** begin DATASET RECORDS **

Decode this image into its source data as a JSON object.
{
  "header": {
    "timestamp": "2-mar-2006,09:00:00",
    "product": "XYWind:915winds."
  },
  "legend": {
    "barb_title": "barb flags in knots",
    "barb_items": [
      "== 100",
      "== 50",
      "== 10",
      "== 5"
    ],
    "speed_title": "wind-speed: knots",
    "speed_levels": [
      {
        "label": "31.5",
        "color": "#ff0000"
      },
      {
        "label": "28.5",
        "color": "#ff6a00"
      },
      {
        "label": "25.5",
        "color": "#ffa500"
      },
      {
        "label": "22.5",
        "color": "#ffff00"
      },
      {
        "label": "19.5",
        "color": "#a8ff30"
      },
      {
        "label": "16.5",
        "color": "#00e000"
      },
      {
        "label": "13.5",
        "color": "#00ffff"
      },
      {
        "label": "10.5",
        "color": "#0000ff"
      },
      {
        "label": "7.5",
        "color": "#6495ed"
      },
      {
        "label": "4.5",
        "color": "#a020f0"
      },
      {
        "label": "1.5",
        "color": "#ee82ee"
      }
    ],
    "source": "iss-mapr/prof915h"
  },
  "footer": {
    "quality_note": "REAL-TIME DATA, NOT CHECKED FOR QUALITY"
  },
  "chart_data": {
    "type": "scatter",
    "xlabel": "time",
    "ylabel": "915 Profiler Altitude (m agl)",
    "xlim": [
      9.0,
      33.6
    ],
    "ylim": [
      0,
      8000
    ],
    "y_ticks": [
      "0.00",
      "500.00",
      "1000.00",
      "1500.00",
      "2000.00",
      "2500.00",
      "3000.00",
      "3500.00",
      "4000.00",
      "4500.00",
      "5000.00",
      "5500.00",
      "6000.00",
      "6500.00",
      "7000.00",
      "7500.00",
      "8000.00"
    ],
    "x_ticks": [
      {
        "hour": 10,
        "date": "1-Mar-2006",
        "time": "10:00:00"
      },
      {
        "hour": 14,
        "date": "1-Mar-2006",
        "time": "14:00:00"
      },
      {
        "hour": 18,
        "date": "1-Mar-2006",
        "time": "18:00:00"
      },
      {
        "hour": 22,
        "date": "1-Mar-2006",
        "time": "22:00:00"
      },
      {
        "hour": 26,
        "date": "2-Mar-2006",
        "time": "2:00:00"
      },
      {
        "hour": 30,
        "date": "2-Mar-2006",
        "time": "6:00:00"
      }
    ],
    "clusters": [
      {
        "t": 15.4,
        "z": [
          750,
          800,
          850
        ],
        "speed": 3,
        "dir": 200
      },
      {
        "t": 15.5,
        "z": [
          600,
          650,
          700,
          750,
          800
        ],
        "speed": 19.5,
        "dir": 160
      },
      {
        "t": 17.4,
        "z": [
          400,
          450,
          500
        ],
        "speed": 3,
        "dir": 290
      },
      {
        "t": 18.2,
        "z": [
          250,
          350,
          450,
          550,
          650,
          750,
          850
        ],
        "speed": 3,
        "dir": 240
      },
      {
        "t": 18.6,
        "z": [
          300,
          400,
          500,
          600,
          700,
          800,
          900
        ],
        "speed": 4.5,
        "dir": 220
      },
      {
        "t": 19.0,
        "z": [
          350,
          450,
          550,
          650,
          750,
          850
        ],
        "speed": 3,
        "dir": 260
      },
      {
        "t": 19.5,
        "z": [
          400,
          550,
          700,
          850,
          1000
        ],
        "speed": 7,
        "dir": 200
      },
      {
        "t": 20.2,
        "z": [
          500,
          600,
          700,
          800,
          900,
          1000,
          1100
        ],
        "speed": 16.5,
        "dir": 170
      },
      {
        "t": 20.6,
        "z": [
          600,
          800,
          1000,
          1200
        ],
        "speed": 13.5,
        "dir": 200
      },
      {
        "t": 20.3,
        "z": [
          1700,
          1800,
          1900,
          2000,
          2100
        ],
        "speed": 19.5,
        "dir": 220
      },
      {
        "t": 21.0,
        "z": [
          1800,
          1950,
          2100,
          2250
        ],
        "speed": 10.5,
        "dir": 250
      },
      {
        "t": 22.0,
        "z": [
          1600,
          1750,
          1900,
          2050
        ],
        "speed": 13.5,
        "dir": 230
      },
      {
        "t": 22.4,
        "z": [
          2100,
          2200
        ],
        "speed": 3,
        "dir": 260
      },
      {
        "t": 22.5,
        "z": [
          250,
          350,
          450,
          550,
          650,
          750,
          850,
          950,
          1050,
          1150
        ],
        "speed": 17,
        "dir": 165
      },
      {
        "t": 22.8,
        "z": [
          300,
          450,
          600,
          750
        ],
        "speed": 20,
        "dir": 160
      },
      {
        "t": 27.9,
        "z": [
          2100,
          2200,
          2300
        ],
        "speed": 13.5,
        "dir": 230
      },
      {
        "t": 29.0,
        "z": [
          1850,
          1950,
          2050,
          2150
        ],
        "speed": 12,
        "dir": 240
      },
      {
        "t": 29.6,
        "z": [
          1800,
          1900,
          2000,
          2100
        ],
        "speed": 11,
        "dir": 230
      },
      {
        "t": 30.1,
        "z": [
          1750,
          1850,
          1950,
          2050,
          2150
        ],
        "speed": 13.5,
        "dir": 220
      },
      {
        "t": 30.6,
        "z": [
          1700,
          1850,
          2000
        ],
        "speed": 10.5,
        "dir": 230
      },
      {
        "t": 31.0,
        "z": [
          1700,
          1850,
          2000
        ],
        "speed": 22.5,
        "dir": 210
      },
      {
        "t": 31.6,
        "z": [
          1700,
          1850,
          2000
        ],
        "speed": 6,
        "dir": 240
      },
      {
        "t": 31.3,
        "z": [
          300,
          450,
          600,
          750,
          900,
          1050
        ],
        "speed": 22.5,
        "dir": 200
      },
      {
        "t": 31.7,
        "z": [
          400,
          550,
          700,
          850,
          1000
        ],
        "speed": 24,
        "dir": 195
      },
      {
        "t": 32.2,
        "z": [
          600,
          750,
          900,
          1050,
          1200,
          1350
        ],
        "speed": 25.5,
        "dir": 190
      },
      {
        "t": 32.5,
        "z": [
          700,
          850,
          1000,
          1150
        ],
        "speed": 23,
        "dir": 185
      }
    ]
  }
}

** end DATASET RECORDS **

Lines that include the word "hour" are to be extracted from the data above.

## EXERCISE SOLUTION:
        "hour": 10,
        "hour": 14,
        "hour": 18,
        "hour": 22,
        "hour": 26,
        "hour": 30,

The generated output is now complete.